-- START DATA PROVIDED --

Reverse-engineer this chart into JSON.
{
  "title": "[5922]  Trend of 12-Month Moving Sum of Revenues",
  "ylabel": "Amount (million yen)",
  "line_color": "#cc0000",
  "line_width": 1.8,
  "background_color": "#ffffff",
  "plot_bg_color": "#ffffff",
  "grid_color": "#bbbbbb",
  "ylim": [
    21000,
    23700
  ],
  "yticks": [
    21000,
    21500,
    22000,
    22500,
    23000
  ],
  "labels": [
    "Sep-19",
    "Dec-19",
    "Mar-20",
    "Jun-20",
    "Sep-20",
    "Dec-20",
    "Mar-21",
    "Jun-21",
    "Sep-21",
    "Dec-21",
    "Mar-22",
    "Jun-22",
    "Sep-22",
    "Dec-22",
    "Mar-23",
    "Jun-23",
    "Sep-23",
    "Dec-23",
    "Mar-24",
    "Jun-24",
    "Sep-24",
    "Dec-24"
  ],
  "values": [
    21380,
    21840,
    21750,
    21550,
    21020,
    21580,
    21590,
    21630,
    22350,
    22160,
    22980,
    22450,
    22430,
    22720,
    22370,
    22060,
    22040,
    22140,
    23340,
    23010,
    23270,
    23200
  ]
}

-- END DATA PROVIDED --

Reproduce the full set of records precisely.

Reverse-engineer this chart into JSON.
{
  "title": "[5922]  Trend of 12-Month Moving Sum of Revenues",
  "ylabel": "Amount (million yen)",
  "line_color": "#cc0000",
  "line_width": 1.8,
  "background_color": "#ffffff",
  "plot_bg_color": "#ffffff",
  "grid_color": "#bbbbbb",
  "ylim": [
    21000,
    23700
  ],
  "yticks": [
    21000,
    21500,
    22000,
    22500,
    23000
  ],
  "labels": [
    "Sep-19",
    "Dec-19",
    "Mar-20",
    "Jun-20",
    "Sep-20",
    "Dec-20",
    "Mar-21",
    "Jun-21",
    "Sep-21",
    "Dec-21",
    "Mar-22",
    "Jun-22",
    "Sep-22",
    "Dec-22",
    "Mar-23",
    "Jun-23",
    "Sep-23",
    "Dec-23",
    "Mar-24",
    "Jun-24",
    "Sep-24",
    "Dec-24"
  ],
  "values": [
    21380,
    21840,
    21750,
    21550,
    21020,
    21580,
    21590,
    21630,
    22350,
    22160,
    22980,
    22450,
    22430,
    22720,
    22370,
    22060,
    22040,
    22140,
    23340,
    23010,
    23270,
    23200
  ]
}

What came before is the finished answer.